Recorded data →
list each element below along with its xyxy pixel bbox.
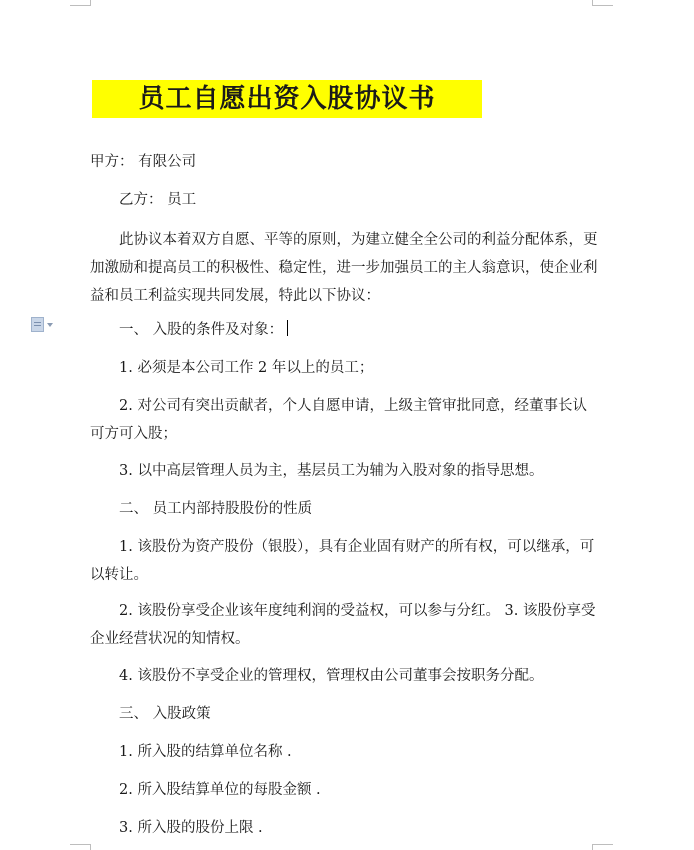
list-item: 1. 所入股的结算单位名称 .: [119, 744, 292, 760]
list-item: 1. 该股份为资产股份（银股），具有企业固有财产的所有权，可以继承，可以转让。: [90, 539, 595, 583]
page-corner-mark: [592, 0, 613, 6]
list-item: 2. 对公司有突出贡献者，个人自愿申请，上级主管审批同意，经董事长认可方可入股；: [90, 398, 587, 442]
list-item: 4. 该股份不享受企业的管理权，管理权由公司董事会按职务分配。: [119, 668, 544, 684]
list-item: 2. 该股份享受企业该年度纯利润的受益权，可以参与分红。 3. 该股份享受企业经营状况的知情权。: [90, 603, 596, 647]
section-heading: 二、 员工内部持股股份的性质: [119, 501, 313, 517]
party-b: 乙方： 员工: [119, 192, 197, 208]
section-heading-text: 一、 入股的条件及对象：: [119, 322, 284, 338]
list-item: 3. 所入股的股份上限 .: [119, 820, 263, 836]
party-a: 甲方： 有限公司: [90, 154, 197, 170]
list-item: 1. 必须是本公司工作 2 年以上的员工；: [119, 360, 374, 376]
chevron-down-icon: [47, 323, 53, 327]
text-cursor: [287, 320, 288, 336]
list-item: 3. 以中高层管理人员为主，基层员工为辅为入股对象的指导思想。: [119, 463, 544, 479]
paragraph-options-icon[interactable]: [31, 317, 53, 332]
page-corner-mark: [70, 0, 91, 6]
document-title: 员工自愿出资入股协议书: [92, 80, 482, 118]
page-corner-mark: [592, 844, 613, 850]
section-heading: [90, 316, 600, 344]
document-icon: [31, 317, 44, 332]
section-heading: 三、 入股政策: [119, 706, 211, 722]
list-item: 2. 所入股结算单位的每股金额 .: [119, 782, 321, 798]
intro-paragraph: 此协议本着双方自愿、平等的原则，为建立健全全公司的利益分配体系，更加激励和提高员工的积极性、稳定性，进一步加强员工的主人翁意识，使企业利益和员工利益实现共同发展，特此以下协议：: [90, 232, 598, 304]
page-corner-mark: [70, 844, 91, 850]
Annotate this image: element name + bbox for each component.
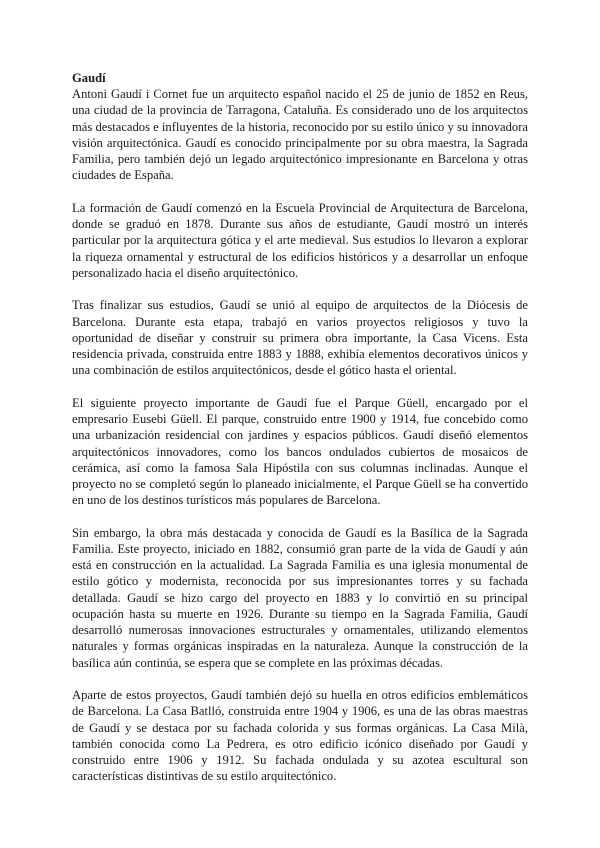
- paragraph-casa-vicens: Tras finalizar sus estudios, Gaudí se unió al equipo de arquitectos de la Diócesis de Barcelona. Durante esta etapa, trabajó en varios proyectos religiosos y tuvo la oportunidad de diseñar y construir su primera obra importante, la Casa Vicens. Esta residencia privada, construida entre 1883 y 1888, exhibía elementos decorativos únicos y una combinación de estilos arquitectónicos, desde el gótico hasta el oriental.: [72, 298, 528, 378]
- paragraph-intro: Antoni Gaudí i Cornet fue un arquitecto español nacido el 25 de junio de 1852 en Reus, una ciudad de la provincia de Tarragona, Cataluña. Es considerado uno de los arquitectos más destacados e influyentes de la historia, reconocido por su estilo único y su innovadora visión arquitectónica. Gaudí es conocido principalmente por su obra maestra, la Sagrada Familia, pero también dejó un legado arquitectónico impresionante en Barcelona y otras ciudades de España.: [72, 87, 528, 183]
- document-page: [72, 70, 528, 801]
- paragraph-parque-guell: El siguiente proyecto importante de Gaudí fue el Parque Güell, encargado por el empresario Eusebi Güell. El parque, construido entre 1900 y 1914, fue concebido como una urbanización residencial con jardines y espacios públicos. Gaudí diseñó elementos arquitectónicos innovadores, como los bancos ondulados cubiertos de mosaicos de cerámica, así como la famosa Sala Hipóstila con sus columnas inclinadas. Aunque el proyecto no se completó según lo planeado inicialmente, el Parque Güell se ha convertido en uno de los destinos turísticos más populares de Barcelona.: [72, 395, 528, 508]
- document-title: Gaudí: [72, 71, 106, 85]
- paragraph-other-buildings: Aparte de estos proyectos, Gaudí también dejó su huella en otros edificios emblemáticos de Barcelona. La Casa Batlló, construida entre 1904 y 1906, es una de las obras maestras de Gaudí y se destaca por su fachada colorida y sus formas orgánicas. La Casa Milà, también conocida como La Pedrera, es otro edificio icónico diseñado por Gaudí y construido entre 1906 y 1912. Su fachada ondulada y su azotea escultural son características distintivas de su estilo arquitectónico.: [72, 688, 528, 784]
- paragraph-sagrada-familia: Sin embargo, la obra más destacada y conocida de Gaudí es la Basílica de la Sagrada Familia. Este proyecto, iniciado en 1882, consumió gran parte de la vida de Gaudí y aún está en construcción en la actualidad. La Sagrada Familia es una iglesia monumental de estilo gótico y modernista, reconocida por sus impresionantes torres y su fachada detallada. Gaudí se hizo cargo del proyecto en 1883 y lo convirtió en su principal ocupación hasta su muerte en 1926. Durante su tiempo en la Sagrada Familia, Gaudí desarrolló numerosas innovaciones estructurales y ornamentales, utilizando elementos naturales y formas orgánicas inspiradas en la naturaleza. Aunque la construcción de la basílica aún continúa, se espera que se complete en las próximas décadas.: [72, 525, 528, 670]
- paragraph-education: La formación de Gaudí comenzó en la Escuela Provincial de Arquitectura de Barcelona, donde se graduó en 1878. Durante sus años de estudiante, Gaudí mostró un interés particular por la arquitectura gótica y el arte medieval. Sus estudios lo llevaron a explorar la riqueza ornamental y estructural de los edificios históricos y a desarrollar un enfoque personalizado hacia el diseño arquitectónico.: [72, 200, 528, 280]
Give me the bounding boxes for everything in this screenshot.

To do → Print every line of the data above without any changes, and omit the pictures.

Answer →
list each element below along with its xyxy pixel bbox.
list-item: 1. 所入股的结算单位名称 .: [119, 744, 292, 760]
list-item: 1. 该股份为资产股份（银股），具有企业固有财产的所有权，可以继承，可以转让。: [90, 539, 595, 583]
page-corner-mark: [592, 0, 613, 6]
list-item: 2. 对公司有突出贡献者，个人自愿申请，上级主管审批同意，经董事长认可方可入股；: [90, 398, 587, 442]
list-item: 4. 该股份不享受企业的管理权，管理权由公司董事会按职务分配。: [119, 668, 544, 684]
list-item: 2. 该股份享受企业该年度纯利润的受益权，可以参与分红。 3. 该股份享受企业经营状况的知情权。: [90, 603, 596, 647]
section-heading: 二、 员工内部持股股份的性质: [119, 501, 313, 517]
party-b: 乙方： 员工: [119, 192, 197, 208]
section-heading-text: 一、 入股的条件及对象：: [119, 322, 284, 338]
list-item: 3. 所入股的股份上限 .: [119, 820, 263, 836]
party-a: 甲方： 有限公司: [90, 154, 197, 170]
list-item: 1. 必须是本公司工作 2 年以上的员工；: [119, 360, 374, 376]
chevron-down-icon: [47, 323, 53, 327]
text-cursor: [287, 320, 288, 336]
list-item: 3. 以中高层管理人员为主，基层员工为辅为入股对象的指导思想。: [119, 463, 544, 479]
paragraph-options-icon[interactable]: [31, 317, 53, 332]
page-corner-mark: [70, 0, 91, 6]
document-title: 员工自愿出资入股协议书: [92, 80, 482, 118]
page-corner-mark: [592, 844, 613, 850]
section-heading: [90, 316, 600, 344]
document-icon: [31, 317, 44, 332]
section-heading: 三、 入股政策: [119, 706, 211, 722]
list-item: 2. 所入股结算单位的每股金额 .: [119, 782, 321, 798]
intro-paragraph: 此协议本着双方自愿、平等的原则，为建立健全全公司的利益分配体系，更加激励和提高员工的积极性、稳定性，进一步加强员工的主人翁意识，使企业利益和员工利益实现共同发展，特此以下协议：: [90, 232, 598, 304]
page-corner-mark: [70, 844, 91, 850]
Annotate this image: element name + bbox for each component.
- paragraph-casa-vicens: Tras finalizar sus estudios, Gaudí se unió al equipo de arquitectos de la Diócesis de Barcelona. Durante esta etapa, trabajó en varios proyectos religiosos y tuvo la oportunidad de diseñar y construir su primera obra importante, la Casa Vicens. Esta residencia privada, construida entre 1883 y 1888, exhibía elementos decorativos únicos y una combinación de estilos arquitectónicos, desde el gótico hasta el oriental.: [72, 298, 528, 378]
- paragraph-intro: Antoni Gaudí i Cornet fue un arquitecto español nacido el 25 de junio de 1852 en Reus, una ciudad de la provincia de Tarragona, Cataluña. Es considerado uno de los arquitectos más destacados e influyentes de la historia, reconocido por su estilo único y su innovadora visión arquitectónica. Gaudí es conocido principalmente por su obra maestra, la Sagrada Familia, pero también dejó un legado arquitectónico impresionante en Barcelona y otras ciudades de España.: [72, 87, 528, 183]
- document-page: [72, 70, 528, 801]
- paragraph-parque-guell: El siguiente proyecto importante de Gaudí fue el Parque Güell, encargado por el empresario Eusebi Güell. El parque, construido entre 1900 y 1914, fue concebido como una urbanización residencial con jardines y espacios públicos. Gaudí diseñó elementos arquitectónicos innovadores, como los bancos ondulados cubiertos de mosaicos de cerámica, así como la famosa Sala Hipóstila con sus columnas inclinadas. Aunque el proyecto no se completó según lo planeado inicialmente, el Parque Güell se ha convertido en uno de los destinos turísticos más populares de Barcelona.: [72, 395, 528, 508]
- document-title: Gaudí: [72, 71, 106, 85]
- paragraph-other-buildings: Aparte de estos proyectos, Gaudí también dejó su huella en otros edificios emblemáticos de Barcelona. La Casa Batlló, construida entre 1904 y 1906, es una de las obras maestras de Gaudí y se destaca por su fachada colorida y sus formas orgánicas. La Casa Milà, también conocida como La Pedrera, es otro edificio icónico diseñado por Gaudí y construido entre 1906 y 1912. Su fachada ondulada y su azotea escultural son características distintivas de su estilo arquitectónico.: [72, 688, 528, 784]
- paragraph-sagrada-familia: Sin embargo, la obra más destacada y conocida de Gaudí es la Basílica de la Sagrada Familia. Este proyecto, iniciado en 1882, consumió gran parte de la vida de Gaudí y aún está en construcción en la actualidad. La Sagrada Familia es una iglesia monumental de estilo gótico y modernista, reconocida por sus impresionantes torres y su fachada detallada. Gaudí se hizo cargo del proyecto en 1883 y lo convirtió en su principal ocupación hasta su muerte en 1926. Durante su tiempo en la Sagrada Familia, Gaudí desarrolló numerosas innovaciones estructurales y ornamentales, utilizando elementos naturales y formas orgánicas inspiradas en la naturaleza. Aunque la construcción de la basílica aún continúa, se espera que se complete en las próximas décadas.: [72, 525, 528, 670]
- paragraph-education: La formación de Gaudí comenzó en la Escuela Provincial de Arquitectura de Barcelona, donde se graduó en 1878. Durante sus años de estudiante, Gaudí mostró un interés particular por la arquitectura gótica y el arte medieval. Sus estudios lo llevaron a explorar la riqueza ornamental y estructural de los edificios históricos y a desarrollar un enfoque personalizado hacia el diseño arquitectónico.: [72, 200, 528, 280]
Give me the bounding boxes for everything in this screenshot.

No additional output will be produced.